» Task instructions
Give the data below again exactly as written, without its pictures.

» Collection entries
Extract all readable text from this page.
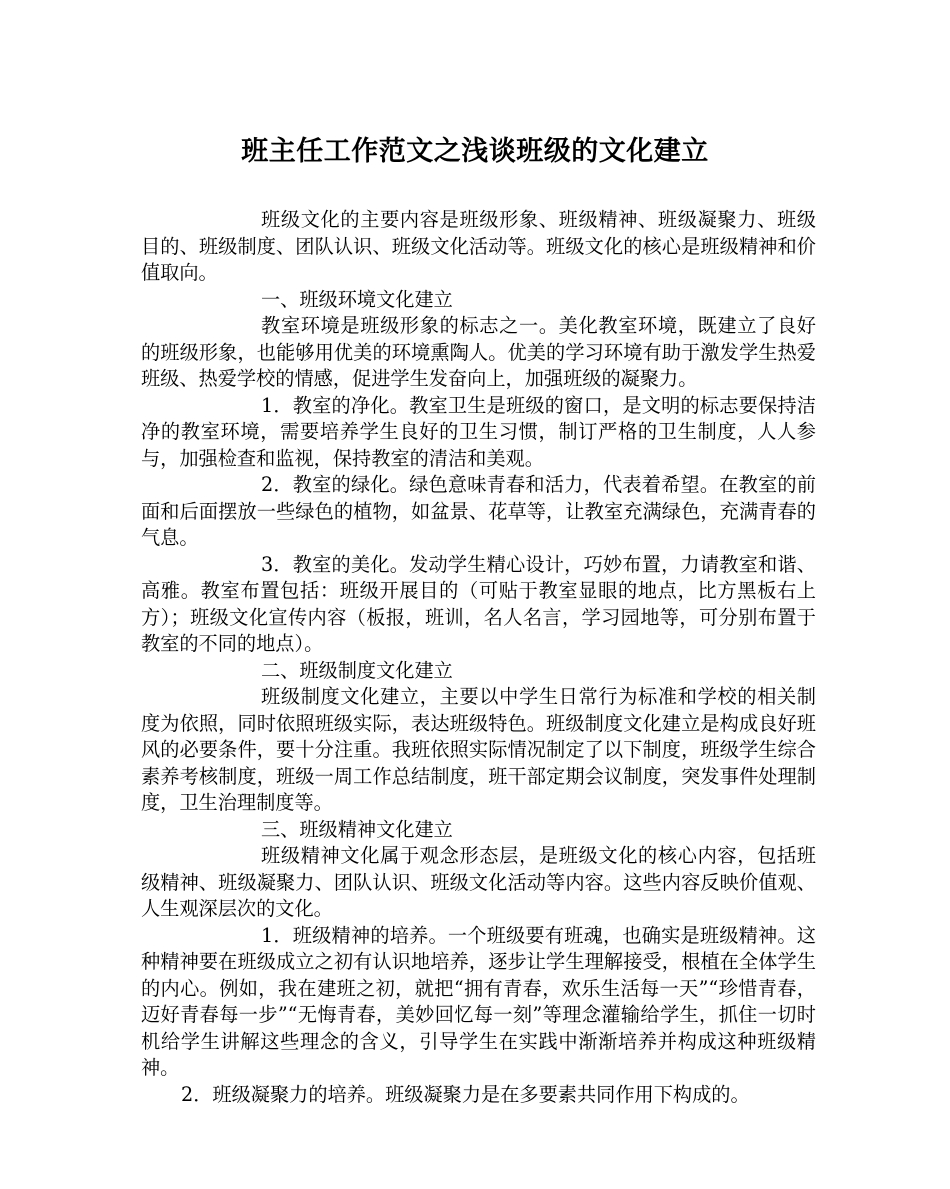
班主任工作范文之浅谈班级的文化建立

班级文化的主要内容是班级形象、班级精神、班级凝聚力、班级目的、班级制度、团队认识、班级文化活动等。班级文化的核心是班级精神和价值取向。

一、班级环境文化建立

教室环境是班级形象的标志之一。美化教室环境，既建立了良好的班级形象，也能够用优美的环境熏陶人。优美的学习环境有助于激发学生热爱班级、热爱学校的情感，促进学生发奋向上，加强班级的凝聚力。

1．教室的净化。教室卫生是班级的窗口，是文明的标志要保持洁净的教室环境，需要培养学生良好的卫生习惯，制订严格的卫生制度，人人参与，加强检查和监视，保持教室的清洁和美观。

2．教室的绿化。绿色意味青春和活力，代表着希望。在教室的前面和后面摆放一些绿色的植物，如盆景、花草等，让教室充满绿色，充满青春的气息。

3．教室的美化。发动学生精心设计，巧妙布置，力请教室和谐、高雅。教室布置包括：班级开展目的（可贴于教室显眼的地点，比方黑板右上方）；班级文化宣传内容（板报，班训，名人名言，学习园地等，可分别布置于教室的不同的地点）。

二、班级制度文化建立

班级制度文化建立，主要以中学生日常行为标准和学校的相关制度为依照，同时依照班级实际，表达班级特色。班级制度文化建立是构成良好班风的必要条件，要十分注重。我班依照实际情况制定了以下制度，班级学生综合素养考核制度，班级一周工作总结制度，班干部定期会议制度，突发事件处理制度，卫生治理制度等。

三、班级精神文化建立

班级精神文化属于观念形态层，是班级文化的核心内容，包括班级精神、班级凝聚力、团队认识、班级文化活动等内容。这些内容反映价值观、人生观深层次的文化。

1．班级精神的培养。一个班级要有班魂，也确实是班级精神。这种精神要在班级成立之初有认识地培养，逐步让学生理解接受，根植在全体学生的内心。例如，我在建班之初，就把“拥有青春，欢乐生活每一天”“珍惜青春，迈好青春每一步”“无悔青春，美妙回忆每一刻”等理念灌输给学生，抓住一切时机给学生讲解这些理念的含义，引导学生在实践中渐渐培养并构成这种班级精神。

2．班级凝聚力的培养。班级凝聚力是在多要素共同作用下构成的。
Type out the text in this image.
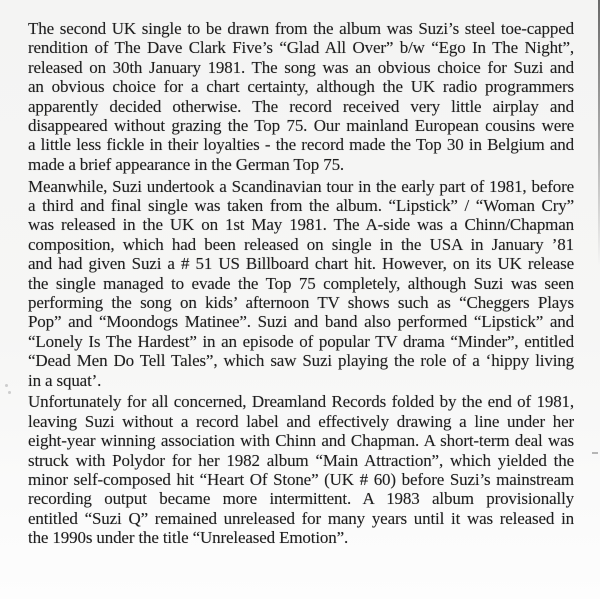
The second UK single to be drawn from the album was Suzi’s steel toe-capped
rendition of The Dave Clark Five’s “Glad All Over” b/w “Ego In The Night”,
released on 30th January 1981. The song was an obvious choice for Suzi and
an obvious choice for a chart certainty, although the UK radio programmers
apparently decided otherwise. The record received very little airplay and
disappeared without grazing the Top 75. Our mainland European cousins were
a little less fickle in their loyalties - the record made the Top 30 in Belgium and
made a brief appearance in the German Top 75.

Meanwhile, Suzi undertook a Scandinavian tour in the early part of 1981, before
a third and final single was taken from the album. “Lipstick” / “Woman Cry”
was released in the UK on 1st May 1981. The A-side was a Chinn/Chapman
composition, which had been released on single in the USA in January ’81
and had given Suzi a # 51 US Billboard chart hit. However, on its UK release
the single managed to evade the Top 75 completely, although Suzi was seen
performing the song on kids’ afternoon TV shows such as “Cheggers Plays
Pop” and “Moondogs Matinee”. Suzi and band also performed “Lipstick” and
“Lonely Is The Hardest” in an episode of popular TV drama “Minder”, entitled
“Dead Men Do Tell Tales”, which saw Suzi playing the role of a ‘hippy living
in a squat’.

Unfortunately for all concerned, Dreamland Records folded by the end of 1981,
leaving Suzi without a record label and effectively drawing a line under her
eight-year winning association with Chinn and Chapman. A short-term deal was
struck with Polydor for her 1982 album “Main Attraction”, which yielded the
minor self-composed hit “Heart Of Stone” (UK # 60) before Suzi’s mainstream
recording output became more intermittent. A 1983 album provisionally
entitled “Suzi Q” remained unreleased for many years until it was released in
the 1990s under the title “Unreleased Emotion”.
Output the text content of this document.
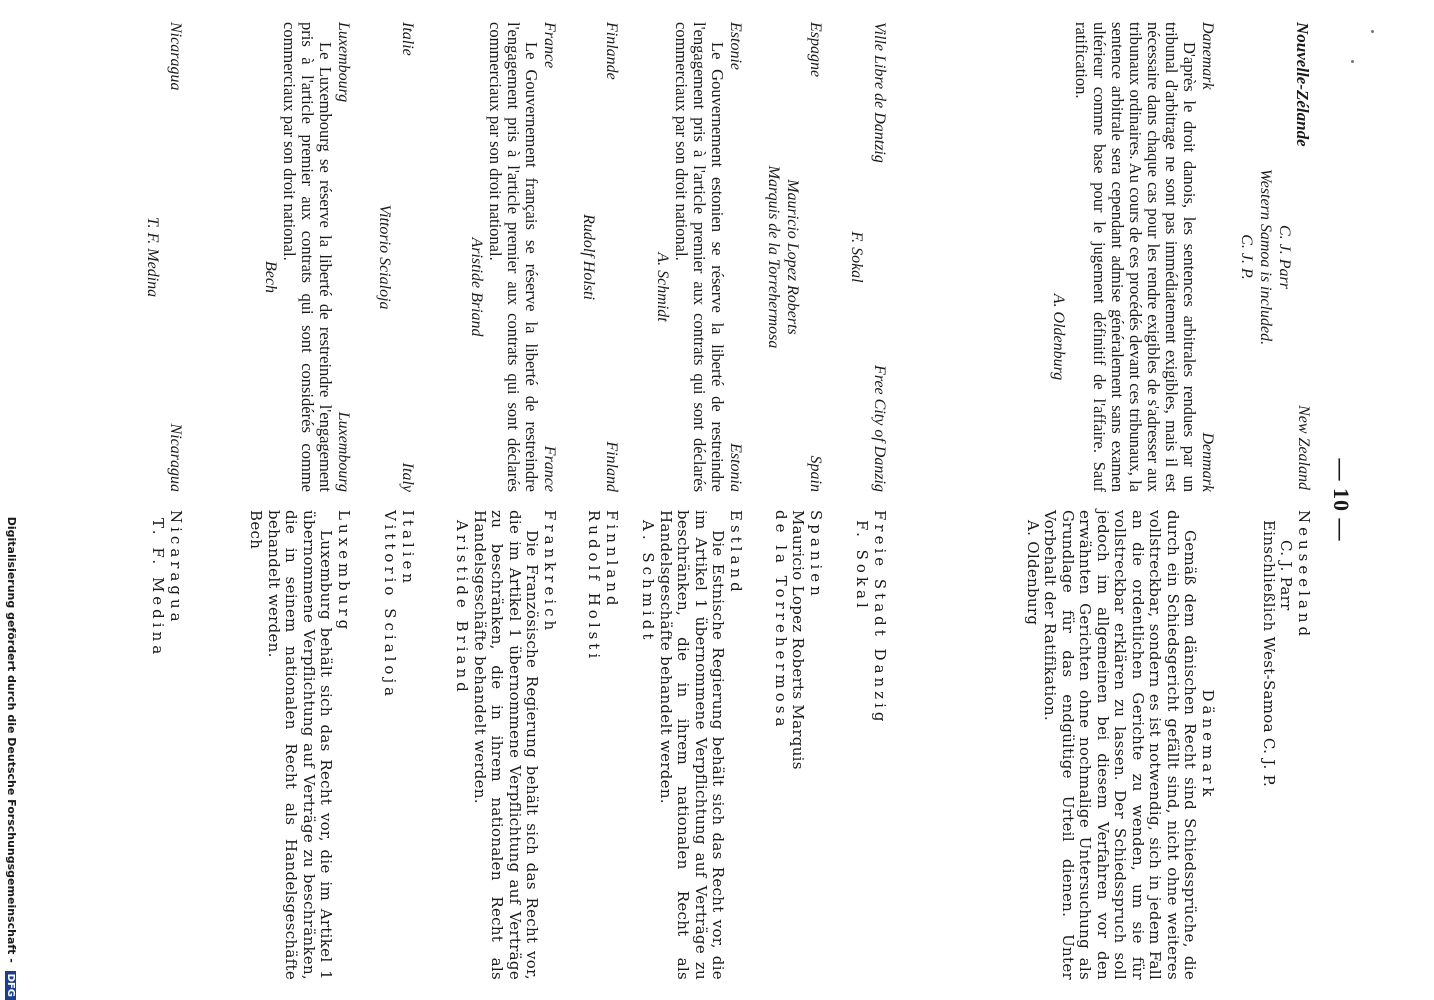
— 10 —
Nouvelle-Zélande
C. J. Parr
Western Samoa is included.
C. J. P.
New Zealand
Neuseeland
C. J. Parr
Einschließlich West-Samoa C. J. P.
Danemark
Denmark

D'après le droit danois, les sentences arbitrales rendues par un tribunal d'arbitrage ne sont pas immédiatement exigibles, mais il est nécessaire dans chaque cas pour les rendre exigibles de s'adresser aux tribunaux ordinaires. Au cours de ces procédés devant ces tribunaux, la sentence arbitrale sera cependant admise généralement sans examen ultérieur comme base pour le jugement définitif de l'affaire. Sauf ratification.

A. Oldenburg
Dänemark

Gemäß dem dänischen Recht sind Schiedssprüche, die durch ein Schiedsgericht gefällt sind, nicht ohne weiteres vollstreckbar, sondern es ist notwendig, sich in jedem Fall an die ordentlichen Gerichte zu wenden, um sie für vollstreckbar erklären zu lassen. Der Schiedsspruch soll jedoch im allgemeinen bei diesem Verfahren vor den erwähnten Gerichten ohne nochmalige Untersuchung als Grundlage für das endgültige Urteil dienen. Unter Vorbehalt der Ratifikation.

A. Oldenburg
Ville Libre de Dantzig
Free City of Danzig
F. Sokal
Freie Stadt Danzig
F. Sokal
Espagne
Spain
Mauricio Lopez Roberts
Marquis de la Torrehermosa
Spanien
Mauricio Lopez Roberts Marquis
de la Torrehermosa
Estonie
Estonia

Le Gouvernement estonien se réserve la liberté de restreindre l'engagement pris à l'article premier aux contrats qui sont déclarés commerciaux par son droit national.

A. Schmidt
Estland

Die Estnische Regierung behält sich das Recht vor, die im Artikel 1 übernommene Verpflichtung auf Verträge zu beschränken, die in ihrem nationalen Recht als Handelsgeschäfte behandelt werden.

A. Schmidt
Finlande
Finland
Rudolf Holsti
Finnland
Rudolf Holsti
France
France

Le Gouvernement français se réserve la liberté de restreindre l'engagement pris à l'article premier aux contrats qui sont déclarés commerciaux par son droit national.

Aristide Briand
Frankreich

Die Französische Regierung behält sich das Recht vor, die im Artikel 1 übernommene Verpflichtung auf Verträge zu beschränken, die in ihrem nationalen Recht als Handelsgeschäfte behandelt werden.

Aristide Briand
Italie
Italy
Vittorio Scialoja
Italien
Vittorio Scialoja
Luxembourg
Luxembourg

Le Luxembourg se réserve la liberté de restreindre l'engagement pris à l'article premier aux contrats qui sont considérés comme commerciaux par son droit national.

Bech
Luxemburg

Luxemburg behält sich das Recht vor, die im Artikel 1 übernommene Verpflichtung auf Verträge zu beschränken, die in seinem nationalen Recht als Handelsgeschäfte behandelt werden.

Bech
Nicaragua
Nicaragua
T. F. Medina
Nicaragua
T. F. Medina
Digitalisierung gefördert durch die Deutsche Forschungsgemeinschaft - DFG
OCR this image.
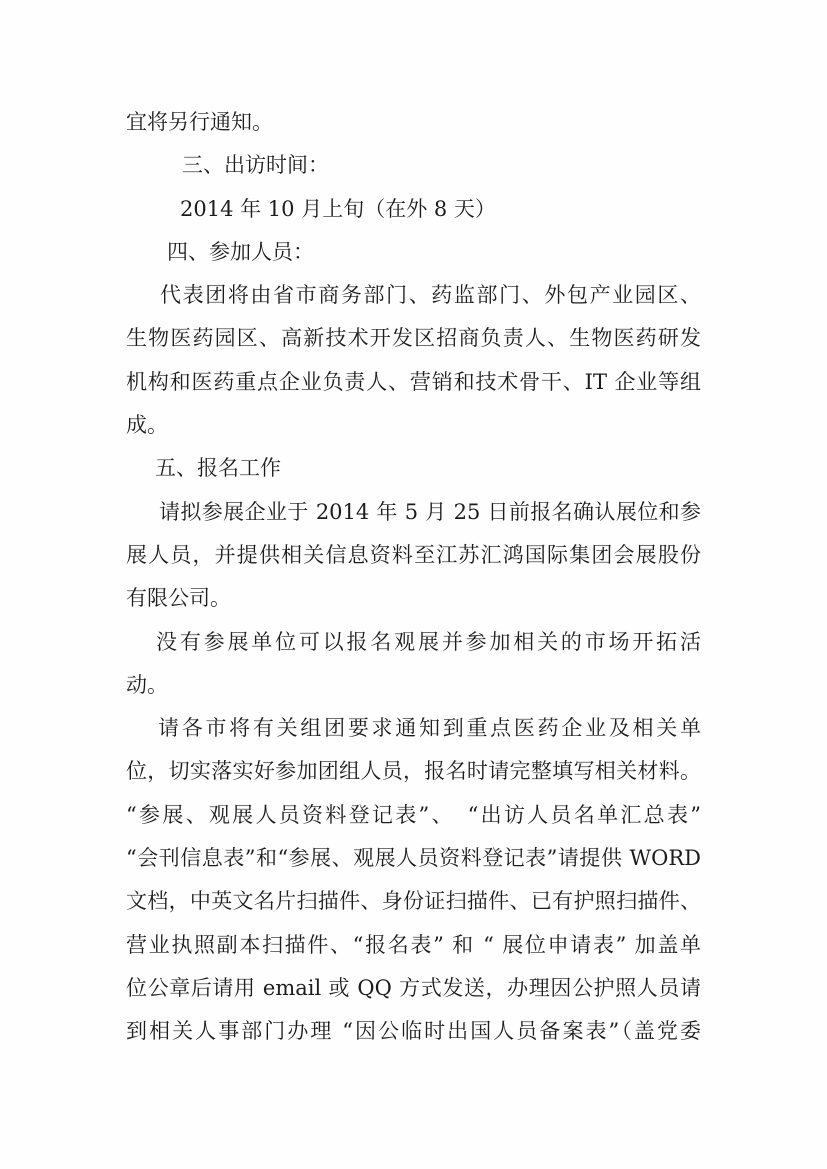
宜将另行通知。
三、出访时间：
2014 年 10 月上旬（在外 8 天）
四、参加人员：
代表团将由省市商务部门、药监部门、外包产业园区、
生物医药园区、高新技术开发区招商负责人、生物医药研发
机构和医药重点企业负责人、营销和技术骨干、IT 企业等组
成。
五、报名工作
请拟参展企业于 2014 年 5 月 25 日前报名确认展位和参
展人员，并提供相关信息资料至江苏汇鸿国际集团会展股份
有限公司。
没有参展单位可以报名观展并参加相关的市场开拓活
动。
请各市将有关组团要求通知到重点医药企业及相关单
位，切实落实好参加团组人员，报名时请完整填写相关材料。
“参展、观展人员资料登记表”、　“出访人员名单汇总表”
“会刊信息表”和“参展、观展人员资料登记表”请提供 WORD
文档，中英文名片扫描件、身份证扫描件、已有护照扫描件、
营业执照副本扫描件、“报名表” 和 “ 展位申请表” 加盖单
位公章后请用 email 或 QQ 方式发送，办理因公护照人员请
到相关人事部门办理 “因公临时出国人员备案表”（盖党委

» Response for this exercise
Extract all readable text from this page.
班主任工作范文之浅谈班级的文化建立

班级文化的主要内容是班级形象、班级精神、班级凝聚力、班级目的、班级制度、团队认识、班级文化活动等。班级文化的核心是班级精神和价值取向。

一、班级环境文化建立

教室环境是班级形象的标志之一。美化教室环境，既建立了良好的班级形象，也能够用优美的环境熏陶人。优美的学习环境有助于激发学生热爱班级、热爱学校的情感，促进学生发奋向上，加强班级的凝聚力。

1．教室的净化。教室卫生是班级的窗口，是文明的标志要保持洁净的教室环境，需要培养学生良好的卫生习惯，制订严格的卫生制度，人人参与，加强检查和监视，保持教室的清洁和美观。

2．教室的绿化。绿色意味青春和活力，代表着希望。在教室的前面和后面摆放一些绿色的植物，如盆景、花草等，让教室充满绿色，充满青春的气息。

3．教室的美化。发动学生精心设计，巧妙布置，力请教室和谐、高雅。教室布置包括：班级开展目的（可贴于教室显眼的地点，比方黑板右上方）；班级文化宣传内容（板报，班训，名人名言，学习园地等，可分别布置于教室的不同的地点）。

二、班级制度文化建立

班级制度文化建立，主要以中学生日常行为标准和学校的相关制度为依照，同时依照班级实际，表达班级特色。班级制度文化建立是构成良好班风的必要条件，要十分注重。我班依照实际情况制定了以下制度，班级学生综合素养考核制度，班级一周工作总结制度，班干部定期会议制度，突发事件处理制度，卫生治理制度等。

三、班级精神文化建立

班级精神文化属于观念形态层，是班级文化的核心内容，包括班级精神、班级凝聚力、团队认识、班级文化活动等内容。这些内容反映价值观、人生观深层次的文化。

1．班级精神的培养。一个班级要有班魂，也确实是班级精神。这种精神要在班级成立之初有认识地培养，逐步让学生理解接受，根植在全体学生的内心。例如，我在建班之初，就把“拥有青春，欢乐生活每一天”“珍惜青春，迈好青春每一步”“无悔青春，美妙回忆每一刻”等理念灌输给学生，抓住一切时机给学生讲解这些理念的含义，引导学生在实践中渐渐培养并构成这种班级精神。

2．班级凝聚力的培养。班级凝聚力是在多要素共同作用下构成的。
Type out the text in this image.
The second UK single to be drawn from the album was Suzi’s steel toe-capped
rendition of The Dave Clark Five’s “Glad All Over” b/w “Ego In The Night”,
released on 30th January 1981. The song was an obvious choice for Suzi and
an obvious choice for a chart certainty, although the UK radio programmers
apparently decided otherwise. The record received very little airplay and
disappeared without grazing the Top 75. Our mainland European cousins were
a little less fickle in their loyalties - the record made the Top 30 in Belgium and
made a brief appearance in the German Top 75.

Meanwhile, Suzi undertook a Scandinavian tour in the early part of 1981, before
a third and final single was taken from the album. “Lipstick” / “Woman Cry”
was released in the UK on 1st May 1981. The A-side was a Chinn/Chapman
composition, which had been released on single in the USA in January ’81
and had given Suzi a # 51 US Billboard chart hit. However, on its UK release
the single managed to evade the Top 75 completely, although Suzi was seen
performing the song on kids’ afternoon TV shows such as “Cheggers Plays
Pop” and “Moondogs Matinee”. Suzi and band also performed “Lipstick” and
“Lonely Is The Hardest” in an episode of popular TV drama “Minder”, entitled
“Dead Men Do Tell Tales”, which saw Suzi playing the role of a ‘hippy living
in a squat’.

Unfortunately for all concerned, Dreamland Records folded by the end of 1981,
leaving Suzi without a record label and effectively drawing a line under her
eight-year winning association with Chinn and Chapman. A short-term deal was
struck with Polydor for her 1982 album “Main Attraction”, which yielded the
minor self-composed hit “Heart Of Stone” (UK # 60) before Suzi’s mainstream
recording output became more intermittent. A 1983 album provisionally
entitled “Suzi Q” remained unreleased for many years until it was released in
the 1990s under the title “Unreleased Emotion”.
Output the text content of this document.
— 10 —
Nouvelle-Zélande
C. J. Parr
Western Samoa is included.
C. J. P.
New Zealand
Neuseeland
C. J. Parr
Einschließlich West-Samoa C. J. P.
Danemark
Denmark

D'après le droit danois, les sentences arbitrales rendues par un tribunal d'arbitrage ne sont pas immédiatement exigibles, mais il est nécessaire dans chaque cas pour les rendre exigibles de s'adresser aux tribunaux ordinaires. Au cours de ces procédés devant ces tribunaux, la sentence arbitrale sera cependant admise généralement sans examen ultérieur comme base pour le jugement définitif de l'affaire. Sauf ratification.

A. Oldenburg
Dänemark

Gemäß dem dänischen Recht sind Schiedssprüche, die durch ein Schiedsgericht gefällt sind, nicht ohne weiteres vollstreckbar, sondern es ist notwendig, sich in jedem Fall an die ordentlichen Gerichte zu wenden, um sie für vollstreckbar erklären zu lassen. Der Schiedsspruch soll jedoch im allgemeinen bei diesem Verfahren vor den erwähnten Gerichten ohne nochmalige Untersuchung als Grundlage für das endgültige Urteil dienen. Unter Vorbehalt der Ratifikation.

A. Oldenburg
Ville Libre de Dantzig
Free City of Danzig
F. Sokal
Freie Stadt Danzig
F. Sokal
Espagne
Spain
Mauricio Lopez Roberts
Marquis de la Torrehermosa
Spanien
Mauricio Lopez Roberts Marquis
de la Torrehermosa
Estonie
Estonia

Le Gouvernement estonien se réserve la liberté de restreindre l'engagement pris à l'article premier aux contrats qui sont déclarés commerciaux par son droit national.

A. Schmidt
Estland

Die Estnische Regierung behält sich das Recht vor, die im Artikel 1 übernommene Verpflichtung auf Verträge zu beschränken, die in ihrem nationalen Recht als Handelsgeschäfte behandelt werden.

A. Schmidt
Finlande
Finland
Rudolf Holsti
Finnland
Rudolf Holsti
France
France

Le Gouvernement français se réserve la liberté de restreindre l'engagement pris à l'article premier aux contrats qui sont déclarés commerciaux par son droit national.

Aristide Briand
Frankreich

Die Französische Regierung behält sich das Recht vor, die im Artikel 1 übernommene Verpflichtung auf Verträge zu beschränken, die in ihrem nationalen Recht als Handelsgeschäfte behandelt werden.

Aristide Briand
Italie
Italy
Vittorio Scialoja
Italien
Vittorio Scialoja
Luxembourg
Luxembourg

Le Luxembourg se réserve la liberté de restreindre l'engagement pris à l'article premier aux contrats qui sont considérés comme commerciaux par son droit national.

Bech
Luxemburg

Luxemburg behält sich das Recht vor, die im Artikel 1 übernommene Verpflichtung auf Verträge zu beschränken, die in seinem nationalen Recht als Handelsgeschäfte behandelt werden.

Bech
Nicaragua
Nicaragua
T. F. Medina
Nicaragua
T. F. Medina
Digitalisierung gefördert durch die Deutsche Forschungsgemeinschaft - DFG
OCR this image.
宜将另行通知。
三、出访时间：
2014 年 10 月上旬（在外 8 天）
四、参加人员：
代表团将由省市商务部门、药监部门、外包产业园区、
生物医药园区、高新技术开发区招商负责人、生物医药研发
机构和医药重点企业负责人、营销和技术骨干、IT 企业等组
成。
五、报名工作
请拟参展企业于 2014 年 5 月 25 日前报名确认展位和参
展人员，并提供相关信息资料至江苏汇鸿国际集团会展股份
有限公司。
没有参展单位可以报名观展并参加相关的市场开拓活
动。
请各市将有关组团要求通知到重点医药企业及相关单
位，切实落实好参加团组人员，报名时请完整填写相关材料。
“参展、观展人员资料登记表”、　“出访人员名单汇总表”
“会刊信息表”和“参展、观展人员资料登记表”请提供 WORD
文档，中英文名片扫描件、身份证扫描件、已有护照扫描件、
营业执照副本扫描件、“报名表” 和 “ 展位申请表” 加盖单
位公章后请用 email 或 QQ 方式发送，办理因公护照人员请
到相关人事部门办理 “因公临时出国人员备案表”（盖党委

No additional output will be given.